STATED PROBLEM »
Look for the word "配置文件" in the entries below, then copy every line that has it.

Data entries:
* begin *

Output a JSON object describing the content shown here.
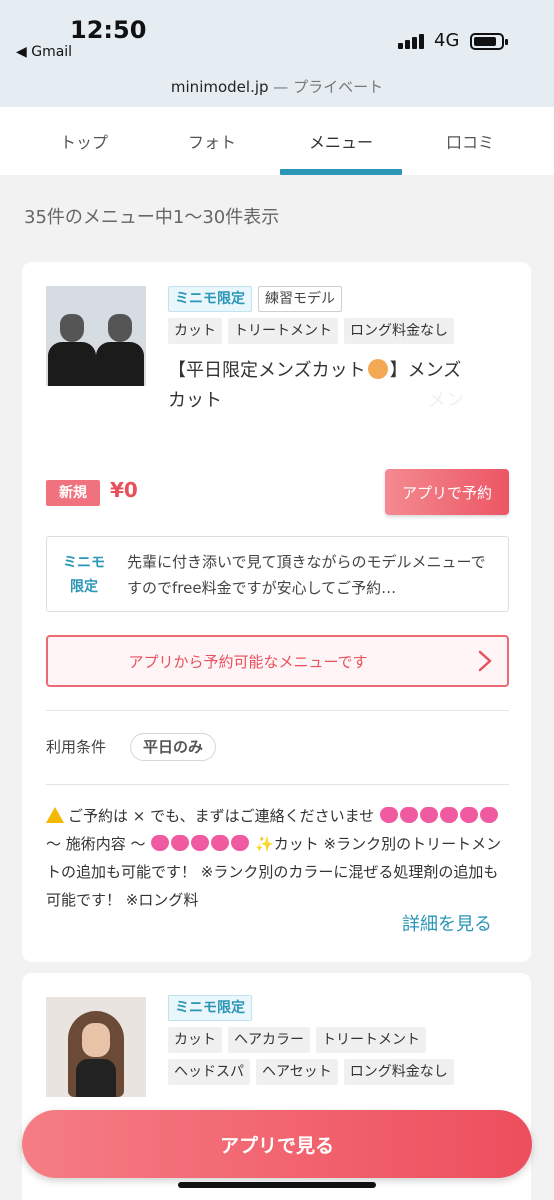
{
  "status_bar": {
    "time": "12:50",
    "back_app": "◀ Gmail",
    "network": "4G"
  },
  "url_bar": {
    "domain": "minimodel.jp",
    "suffix": " — プライベート"
  },
  "tabs": [
    {
      "label": "トップ"
    },
    {
      "label": "フォト"
    },
    {
      "label": "メニュー"
    },
    {
      "label": "口コミ"
    }
  ],
  "active_tab": "メニュー",
  "result_count": "35件のメニュー中1〜30件表示",
  "menu_items": [
    {
      "tags_row1": [
        "ミニモ限定",
        "練習モデル"
      ],
      "tags_row2": [
        "カット",
        "トリートメント",
        "ロング料金なし"
      ],
      "title_line1_pre": "【平日限定メンズカット",
      "title_line1_post": "】メンズ",
      "title_line2": "カット",
      "title_ghost_right": "メン",
      "new_badge": "新規",
      "price": "¥0",
      "reserve_button": "アプリで予約",
      "minimo_label": "ミニモ限定",
      "minimo_text": "先輩に付き添いで見て頂きながらのモデルメニューですのでfree料金ですが安心してご予約…",
      "app_only_notice": "アプリから予約可能なメニューです",
      "condition_label": "利用条件",
      "condition_value": "平日のみ",
      "description_1": "ご予約は × でも、まずはご連絡くださいませ",
      "description_2": "〜 施術内容 〜",
      "description_3": "✨カット ※ランク別のトリートメントの追加も可能です！ ※ランク別のカラーに混ぜる処理剤の追加も可能です！ ※ロング料",
      "more_link": "詳細を見る"
    },
    {
      "tags_row1": [
        "ミニモ限定"
      ],
      "tags_row2": [
        "カット",
        "ヘアカラー",
        "トリートメント"
      ],
      "tags_row3": [
        "ヘッドスパ",
        "ヘアセット",
        "ロング料金なし"
      ]
    }
  ],
  "floating_button": "アプリで見る",
  "colors": {
    "accent": "#2a96b8",
    "brand_pink": "#ec5664",
    "price_red": "#e8505c"
  },
  "icons": [
    "back-arrow-icon",
    "signal-icon",
    "battery-icon",
    "chevron-right-icon",
    "warning-icon",
    "heart-icon"
  ]
}
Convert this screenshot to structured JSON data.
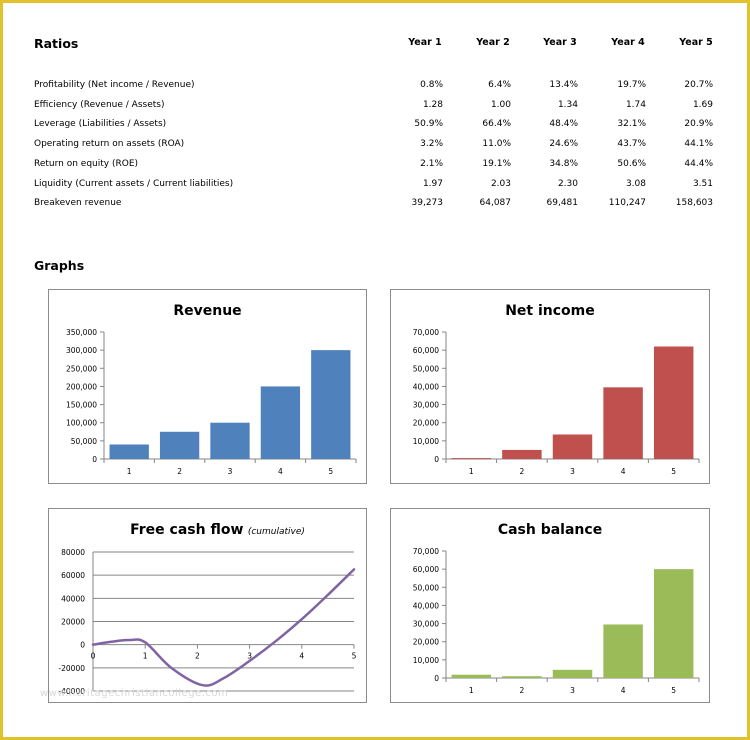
{
  "ratios": {
    "title": "Ratios",
    "years": [
      "Year 1",
      "Year 2",
      "Year 3",
      "Year 4",
      "Year 5"
    ],
    "rows": [
      {
        "label": "Profitability (Net income / Revenue)",
        "values": [
          "0.8%",
          "6.4%",
          "13.4%",
          "19.7%",
          "20.7%"
        ]
      },
      {
        "label": "Efficiency (Revenue  / Assets)",
        "values": [
          "1.28",
          "1.00",
          "1.34",
          "1.74",
          "1.69"
        ]
      },
      {
        "label": "Leverage (Liabilities / Assets)",
        "values": [
          "50.9%",
          "66.4%",
          "48.4%",
          "32.1%",
          "20.9%"
        ]
      },
      {
        "label": "Operating return on assets (ROA)",
        "values": [
          "3.2%",
          "11.0%",
          "24.6%",
          "43.7%",
          "44.1%"
        ]
      },
      {
        "label": "Return on equity (ROE)",
        "values": [
          "2.1%",
          "19.1%",
          "34.8%",
          "50.6%",
          "44.4%"
        ]
      },
      {
        "label": "Liquidity (Current assets / Current liabilities)",
        "values": [
          "1.97",
          "2.03",
          "2.30",
          "3.08",
          "3.51"
        ]
      },
      {
        "label": "Breakeven revenue",
        "values": [
          "39,273",
          "64,087",
          "69,481",
          "110,247",
          "158,603"
        ]
      }
    ]
  },
  "graphs": {
    "title": "Graphs"
  },
  "watermark": "www.heritagechristiancollege.com",
  "colors": {
    "border": "#e2c22c",
    "revenue": "#4f81bd",
    "net_income": "#c0504d",
    "cash_balance": "#9bbb59",
    "free_cash_flow": "#8064a2"
  },
  "chart_data": [
    {
      "type": "bar",
      "title": "Revenue",
      "categories": [
        "1",
        "2",
        "3",
        "4",
        "5"
      ],
      "values": [
        40000,
        75000,
        100000,
        200000,
        300000
      ],
      "ylim": [
        0,
        350000
      ],
      "yticks": [
        "0",
        "50,000",
        "100,000",
        "150,000",
        "200,000",
        "250,000",
        "300,000",
        "350,000"
      ],
      "ytick_values": [
        0,
        50000,
        100000,
        150000,
        200000,
        250000,
        300000,
        350000
      ],
      "xlabel": "",
      "ylabel": "",
      "grid": false,
      "color": "#4f81bd"
    },
    {
      "type": "bar",
      "title": "Net income",
      "categories": [
        "1",
        "2",
        "3",
        "4",
        "5"
      ],
      "values": [
        500,
        5000,
        13500,
        39500,
        62000
      ],
      "ylim": [
        0,
        70000
      ],
      "yticks": [
        "0",
        "10,000",
        "20,000",
        "30,000",
        "40,000",
        "50,000",
        "60,000",
        "70,000"
      ],
      "ytick_values": [
        0,
        10000,
        20000,
        30000,
        40000,
        50000,
        60000,
        70000
      ],
      "xlabel": "",
      "ylabel": "",
      "grid": false,
      "color": "#c0504d"
    },
    {
      "type": "line",
      "title": "Free cash flow",
      "subtitle": "(cumulative)",
      "x": [
        0,
        1,
        2,
        3,
        4,
        5
      ],
      "series": [
        {
          "name": "Free cash flow",
          "values": [
            0,
            2000,
            -34000,
            -14000,
            22000,
            65000
          ]
        }
      ],
      "smooth_points": [
        [
          0,
          0
        ],
        [
          0.35,
          2500
        ],
        [
          0.7,
          4000
        ],
        [
          1,
          2000
        ],
        [
          1.5,
          -20000
        ],
        [
          2.1,
          -35000
        ],
        [
          2.5,
          -29000
        ],
        [
          3,
          -14000
        ],
        [
          3.5,
          3000
        ],
        [
          4,
          22000
        ],
        [
          4.5,
          43000
        ],
        [
          5,
          65000
        ]
      ],
      "ylim": [
        -40000,
        80000
      ],
      "yticks": [
        "-40000",
        "-20000",
        "0",
        "20000",
        "40000",
        "60000",
        "80000"
      ],
      "ytick_values": [
        -40000,
        -20000,
        0,
        20000,
        40000,
        60000,
        80000
      ],
      "xticks": [
        "0",
        "1",
        "2",
        "3",
        "4",
        "5"
      ],
      "xlabel": "",
      "ylabel": "",
      "grid": true,
      "color": "#8064a2"
    },
    {
      "type": "bar",
      "title": "Cash balance",
      "categories": [
        "1",
        "2",
        "3",
        "4",
        "5"
      ],
      "values": [
        1800,
        1000,
        4500,
        29500,
        60000
      ],
      "ylim": [
        0,
        70000
      ],
      "yticks": [
        "0",
        "10,000",
        "20,000",
        "30,000",
        "40,000",
        "50,000",
        "60,000",
        "70,000"
      ],
      "ytick_values": [
        0,
        10000,
        20000,
        30000,
        40000,
        50000,
        60000,
        70000
      ],
      "xlabel": "",
      "ylabel": "",
      "grid": false,
      "color": "#9bbb59"
    }
  ]
}
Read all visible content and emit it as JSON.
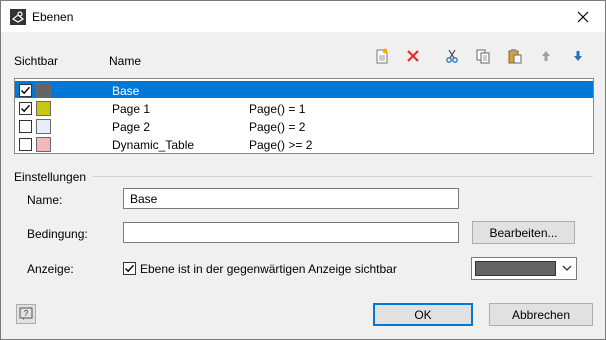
{
  "window": {
    "title": "Ebenen"
  },
  "header": {
    "visible_label": "Sichtbar",
    "name_label": "Name"
  },
  "layers": [
    {
      "name": "Base",
      "condition": "",
      "visible": true,
      "color": "#646464",
      "selected": true
    },
    {
      "name": "Page 1",
      "condition": "Page() = 1",
      "visible": true,
      "color": "#c7c70f",
      "selected": false
    },
    {
      "name": "Page 2",
      "condition": "Page() = 2",
      "visible": false,
      "color": "#e8eef8",
      "selected": false
    },
    {
      "name": "Dynamic_Table",
      "condition": "Page() >= 2",
      "visible": false,
      "color": "#f3b8b8",
      "selected": false
    }
  ],
  "settings": {
    "group_label": "Einstellungen",
    "name_label": "Name:",
    "name_value": "Base",
    "condition_label": "Bedingung:",
    "condition_value": "",
    "edit_button": "Bearbeiten...",
    "display_label": "Anzeige:",
    "visible_checkbox_label": "Ebene ist in der gegenwärtigen Anzeige sichtbar",
    "visible_checked": true,
    "display_color": "#646464"
  },
  "footer": {
    "ok": "OK",
    "cancel": "Abbrechen"
  },
  "icons": [
    "layers-icon",
    "close-icon",
    "new-layer-icon",
    "delete-icon",
    "cut-icon",
    "copy-icon",
    "paste-icon",
    "move-up-icon",
    "move-down-icon",
    "help-icon"
  ]
}
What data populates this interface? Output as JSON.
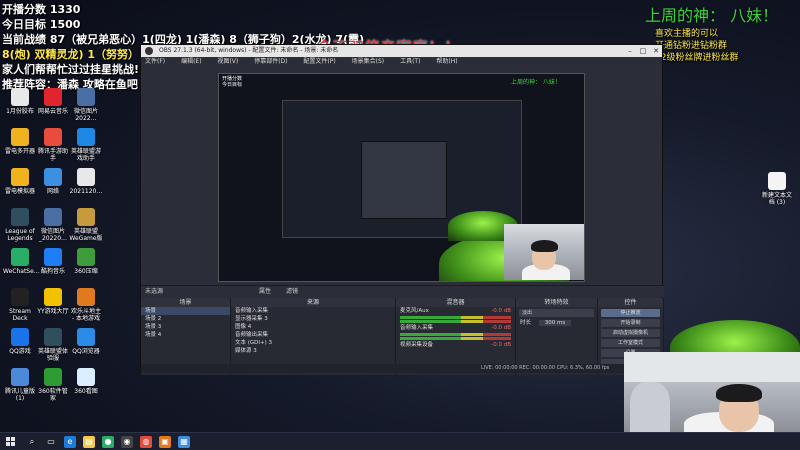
{
  "overlay": {
    "score_label": "开播分数",
    "score_value": "1330",
    "goal_label": "今日目标",
    "goal_value": "1500",
    "record_line": "当前战绩 87（被兄弟恶心）1(四龙) 1(潘森) 8（狮子狗）2(水龙) 7(霞)",
    "record_line2": "8(炮) 双精灵龙) 1（努努）(潘森) 3(凯) 1 (水枪)",
    "help_line": "家人们帮帮忙过过挂星挑战!",
    "lineup_line": "推荐阵容：潘森 攻略在鱼吧",
    "title": "今天双倍亲密度！！",
    "god_title": "上周的神： 八妹！",
    "fan_lines": [
      "喜欢主播的可以",
      "开通钻粉进钻粉群",
      "12级粉丝牌进粉丝群"
    ]
  },
  "desktop_icons_left": [
    {
      "label": "1月份胶布",
      "icon": "document-icon",
      "color": "#e8e8e8"
    },
    {
      "label": "网易云音乐",
      "icon": "netease-music-icon",
      "color": "#e0262c"
    },
    {
      "label": "微信图片 2022…",
      "icon": "image-icon",
      "color": "#4a6fa5"
    },
    {
      "label": "雷电多开器",
      "icon": "android-emulator-icon",
      "color": "#f0b21e"
    },
    {
      "label": "腾讯手游助手",
      "icon": "tencent-games-icon",
      "color": "#e94b3c"
    },
    {
      "label": "英雄联盟游戏助手",
      "icon": "lol-helper-icon",
      "color": "#1e88e5"
    },
    {
      "label": "雷电模拟器",
      "icon": "ldplayer-icon",
      "color": "#f0b21e"
    },
    {
      "label": "网络",
      "icon": "network-icon",
      "color": "#3d8fe0"
    },
    {
      "label": "2021120…",
      "icon": "document-icon",
      "color": "#e8e8e8"
    },
    {
      "label": "League of Legends",
      "icon": "lol-icon",
      "color": "#2f4f5f"
    },
    {
      "label": "微信图片_20220…",
      "icon": "image-icon",
      "color": "#4a6fa5"
    },
    {
      "label": "英雄联盟WeGame版",
      "icon": "wegame-icon",
      "color": "#c79b3b"
    },
    {
      "label": "WeChatSe…",
      "icon": "wechat-icon",
      "color": "#2aae67"
    },
    {
      "label": "酷狗音乐",
      "icon": "kugou-icon",
      "color": "#1f7ef5"
    },
    {
      "label": "360压缩",
      "icon": "archive-icon",
      "color": "#3f9c3a"
    },
    {
      "label": "Stream Deck",
      "icon": "stream-deck-icon",
      "color": "#222"
    },
    {
      "label": "YY游戏大厅",
      "icon": "yy-icon",
      "color": "#f2c200"
    },
    {
      "label": "欢乐斗地主 - 本地游戏",
      "icon": "doudizhu-icon",
      "color": "#e07a1f"
    },
    {
      "label": "QQ游戏",
      "icon": "qq-games-icon",
      "color": "#1a73e8"
    },
    {
      "label": "英雄联盟体验服",
      "icon": "lol-pbe-icon",
      "color": "#2f4f5f"
    },
    {
      "label": "QQ浏览器",
      "icon": "qq-browser-icon",
      "color": "#2b8be6"
    },
    {
      "label": "腾讯儿童版 (1)",
      "icon": "folder-icon",
      "color": "#4c89d9"
    },
    {
      "label": "360软件管家",
      "icon": "360-manager-icon",
      "color": "#2f9b34"
    },
    {
      "label": "360看图",
      "icon": "360-viewer-icon",
      "color": "#dbeeff"
    }
  ],
  "desktop_icons_right": [
    {
      "label": "新建文本文档 (3)",
      "icon": "text-file-icon",
      "color": "#f4f4f4"
    }
  ],
  "obs": {
    "window_title": "OBS 27.1.3 (64-bit, windows) - 配置文件: 未命名 - 场景: 未命名",
    "menu": [
      "文件(F)",
      "编辑(E)",
      "视图(V)",
      "停靠部件(D)",
      "配置文件(P)",
      "场景集合(S)",
      "工具(T)",
      "帮助(H)"
    ],
    "scene_bar_label": "未选源",
    "properties_button": "属性",
    "filters_button": "滤镜",
    "docks": {
      "scenes_title": "场景",
      "scenes": [
        "场景",
        "场景 2",
        "场景 3",
        "场景 4"
      ],
      "sources_title": "来源",
      "sources": [
        "音频输入采集",
        "显示器采集 3",
        "图像 4",
        "音频输出采集",
        "文本 (GDI+) 3",
        "媒体源 3"
      ],
      "mixer_title": "混音器",
      "mixer": [
        {
          "name": "麦克风/Aux",
          "db": "-0.0 dB"
        },
        {
          "name": "音频输入采集",
          "db": "-0.0 dB"
        },
        {
          "name": "视频采集设备",
          "db": "-0.0 dB"
        }
      ],
      "transitions_title": "转场特效",
      "transition_value": "淡出",
      "duration_label": "时长",
      "duration_value": "300 ms",
      "controls_title": "控件",
      "controls": [
        "停止推流",
        "开始录制",
        "启动虚拟摄像机",
        "工作室模式",
        "设置",
        "退出"
      ]
    },
    "status": "LIVE: 00:00:00  REC: 00:00:00  CPU: 6.3%, 60.00 fps"
  },
  "taskbar": {
    "icons": [
      "search-icon",
      "task-view-icon",
      "edge-icon",
      "file-explorer-icon",
      "wechat-icon",
      "obs-icon",
      "chrome-icon",
      "app-icon",
      "store-icon"
    ]
  }
}
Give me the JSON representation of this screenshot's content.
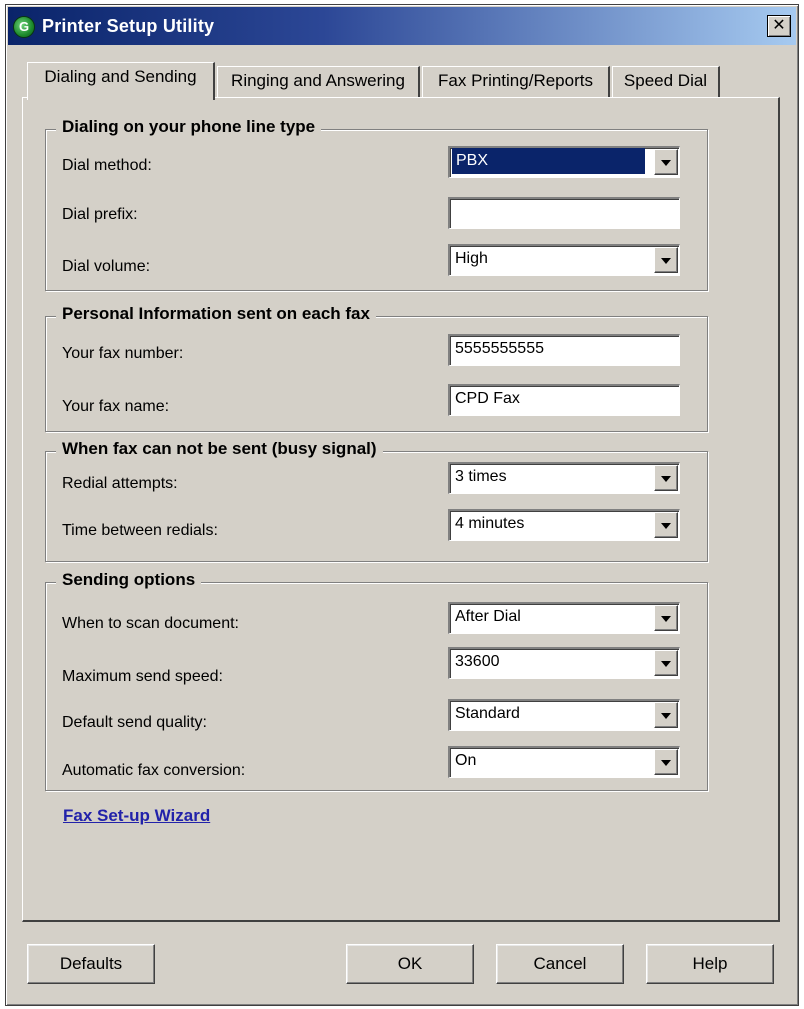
{
  "window": {
    "title": "Printer Setup Utility",
    "close_glyph": "✕",
    "icon": "printer-setup-icon"
  },
  "tabs": [
    {
      "label": "Dialing and Sending",
      "active": true
    },
    {
      "label": "Ringing and Answering",
      "active": false
    },
    {
      "label": "Fax Printing/Reports",
      "active": false
    },
    {
      "label": "Speed Dial",
      "active": false
    }
  ],
  "dialing": {
    "legend": "Dialing on your phone line type",
    "dial_method_label": "Dial method:",
    "dial_method_value": "PBX",
    "dial_prefix_label": "Dial prefix:",
    "dial_prefix_value": "",
    "dial_volume_label": "Dial volume:",
    "dial_volume_value": "High"
  },
  "personal": {
    "legend": "Personal Information sent on each fax",
    "fax_number_label": "Your fax number:",
    "fax_number_value": "5555555555",
    "fax_name_label": "Your fax name:",
    "fax_name_value": "CPD Fax"
  },
  "busy": {
    "legend": "When fax can not be sent (busy signal)",
    "redial_attempts_label": "Redial attempts:",
    "redial_attempts_value": "3 times",
    "time_between_label": "Time between redials:",
    "time_between_value": "4 minutes"
  },
  "sending": {
    "legend": "Sending options",
    "scan_label": "When to scan document:",
    "scan_value": "After Dial",
    "speed_label": "Maximum send speed:",
    "speed_value": "33600",
    "quality_label": "Default send quality:",
    "quality_value": "Standard",
    "conversion_label": "Automatic fax conversion:",
    "conversion_value": "On"
  },
  "wizard_link": "Fax Set-up Wizard",
  "buttons": {
    "defaults": "Defaults",
    "ok": "OK",
    "cancel": "Cancel",
    "help": "Help"
  },
  "colors": {
    "title_bar": "#0a246a",
    "face": "#d4d0c8",
    "selection": "#0a246a",
    "link": "#2222aa"
  }
}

* end *

ANSWER TO THE TASK »
    "window_title": "OBS 27.1.3 (64-bit, windows) - 配置文件: 未命名 - 场景: 未命名",
      "配置文件(P)",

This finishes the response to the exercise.